* **Fragmento seleccionado**

------------------------

El Jeep Willys, un gran 'camellador' del campo colombiano llega a la colección de EL TIEMPO - Motor

Nacido para la guerra, el emblemático Willys se convirtió en un ícono de la industria automotriz estadoudinense y del mundo. Siguiente de la colección Los Carros Más Queridos de Colombia.

Redacción Motor

04:09 p.m. 09 de agosto del 2013

 En junio de 1940, el ejército de los Estados Unidos abrió una licitación para la compra de un vehículo multipropósito, liviano, de no más de 590 kilos de peso, tracción en las cuatro ruedas y capaz de llevar tres soldados y una ametralladora Browning calibre 30.

Solo dos fabricantes de automóviles se presentaron: American Bantam y Willys. La propuesta de esta última resultó vencedora y, en junio de 1941, la compañía firmó un contrato para fabricar las primeras 16 mil unidades.

En 1946, un año después de terminar la Segunda Guerra Mundial, llegaron a Colombia las primeras unidades, reparadas, del campero Willys. Al ver el interés que suscitó esta máquina, la compañía Interamericana inició, en ese mismo año, la importación de la referencia CJ-2 al país, a cambio de café.

Luego de ganase la reputación de ser un vehículo de gran capacidad para moverse en lugares abruptos y para el transporte carga, en 1950 se importaron 100 unidades (militares y civiles) dentro del programa “Alianza para las Américas”.

Posteriormente, durante la dictadura del general Gustavo Rojas Pinilla (1953-1957) fueron importados 10.000 modelos CJ-3B, que se destinaron a promocionar el desarrollo económico agrícola. Cuanto más complicado y difícil era el terreno, más se destacaba el Jeep, que -incluso hoy- sigue rodando en la zona cafetera, principalmente.

------------------------

* **Qué se requiere**
Transcribe del texto sobre el Jeep Willys el tramo que comienza en "El Jeep Willys, un" y termina en "Queridos de Colombia.".

* **Listado**
------------------------

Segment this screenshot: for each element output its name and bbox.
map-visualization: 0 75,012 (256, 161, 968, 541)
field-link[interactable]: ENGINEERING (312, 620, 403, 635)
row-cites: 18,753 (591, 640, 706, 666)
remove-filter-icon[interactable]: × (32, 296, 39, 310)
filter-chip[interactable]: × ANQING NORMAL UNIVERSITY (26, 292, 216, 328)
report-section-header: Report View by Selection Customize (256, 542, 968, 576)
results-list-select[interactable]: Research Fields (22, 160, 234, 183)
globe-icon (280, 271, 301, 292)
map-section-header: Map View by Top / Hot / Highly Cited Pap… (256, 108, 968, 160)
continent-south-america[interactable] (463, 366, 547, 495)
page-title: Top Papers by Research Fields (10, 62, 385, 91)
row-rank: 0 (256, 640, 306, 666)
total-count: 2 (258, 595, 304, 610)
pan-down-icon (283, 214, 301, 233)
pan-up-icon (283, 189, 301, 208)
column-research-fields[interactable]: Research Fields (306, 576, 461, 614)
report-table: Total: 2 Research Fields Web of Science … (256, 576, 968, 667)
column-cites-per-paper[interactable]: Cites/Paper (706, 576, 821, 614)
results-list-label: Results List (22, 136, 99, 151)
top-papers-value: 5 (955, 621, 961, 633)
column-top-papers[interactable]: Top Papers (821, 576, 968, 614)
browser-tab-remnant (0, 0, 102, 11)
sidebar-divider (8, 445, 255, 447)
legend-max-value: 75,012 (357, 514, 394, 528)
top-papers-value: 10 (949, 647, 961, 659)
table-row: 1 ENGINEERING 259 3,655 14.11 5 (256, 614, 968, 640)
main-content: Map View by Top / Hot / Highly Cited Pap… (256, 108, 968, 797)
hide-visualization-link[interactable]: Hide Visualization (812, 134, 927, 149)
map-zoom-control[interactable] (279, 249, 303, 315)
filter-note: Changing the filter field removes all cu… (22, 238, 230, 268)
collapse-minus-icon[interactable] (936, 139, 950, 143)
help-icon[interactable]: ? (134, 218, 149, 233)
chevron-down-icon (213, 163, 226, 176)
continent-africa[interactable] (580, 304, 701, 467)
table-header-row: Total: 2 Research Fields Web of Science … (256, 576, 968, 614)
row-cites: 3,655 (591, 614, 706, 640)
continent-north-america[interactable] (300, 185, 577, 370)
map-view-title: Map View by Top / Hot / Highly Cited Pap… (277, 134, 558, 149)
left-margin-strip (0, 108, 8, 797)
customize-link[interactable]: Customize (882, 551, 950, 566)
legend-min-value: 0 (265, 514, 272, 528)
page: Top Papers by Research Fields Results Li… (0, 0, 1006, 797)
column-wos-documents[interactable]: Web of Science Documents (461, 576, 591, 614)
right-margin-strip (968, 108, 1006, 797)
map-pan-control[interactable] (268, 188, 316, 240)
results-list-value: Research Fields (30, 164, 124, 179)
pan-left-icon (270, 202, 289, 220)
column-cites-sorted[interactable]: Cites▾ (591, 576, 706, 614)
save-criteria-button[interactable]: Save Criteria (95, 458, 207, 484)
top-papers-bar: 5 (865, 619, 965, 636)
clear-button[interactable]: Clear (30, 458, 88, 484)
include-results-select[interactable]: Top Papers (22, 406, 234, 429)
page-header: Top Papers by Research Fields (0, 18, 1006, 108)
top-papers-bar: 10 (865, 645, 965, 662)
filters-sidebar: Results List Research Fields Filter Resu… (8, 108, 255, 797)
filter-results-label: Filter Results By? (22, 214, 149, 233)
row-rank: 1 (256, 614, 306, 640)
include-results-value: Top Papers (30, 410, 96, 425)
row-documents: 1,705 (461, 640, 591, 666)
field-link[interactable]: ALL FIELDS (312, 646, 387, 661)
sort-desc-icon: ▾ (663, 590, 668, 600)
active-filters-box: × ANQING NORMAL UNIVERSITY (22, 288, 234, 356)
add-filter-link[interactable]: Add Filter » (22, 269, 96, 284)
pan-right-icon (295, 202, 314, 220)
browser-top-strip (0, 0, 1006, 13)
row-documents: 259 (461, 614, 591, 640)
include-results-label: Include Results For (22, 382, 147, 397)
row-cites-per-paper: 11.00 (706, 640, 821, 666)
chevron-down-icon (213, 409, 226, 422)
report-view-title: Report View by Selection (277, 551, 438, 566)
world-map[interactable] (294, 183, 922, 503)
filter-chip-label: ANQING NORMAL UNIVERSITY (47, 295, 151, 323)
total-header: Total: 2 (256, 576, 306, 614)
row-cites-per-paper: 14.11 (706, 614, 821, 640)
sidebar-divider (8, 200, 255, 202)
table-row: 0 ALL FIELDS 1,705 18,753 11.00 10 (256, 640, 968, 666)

------------------------

* **Respuesta del ejercicio**
El Jeep Willys, un gran 'camellador' del campo colombiano llega a la colección de EL TIEMPO - Motor

Nacido para la guerra, el emblemático Willys se convirtió en un ícono de la industria automotriz estadoudinense y del mundo. Siguiente de la colección Los Carros Más Queridos de Colombia.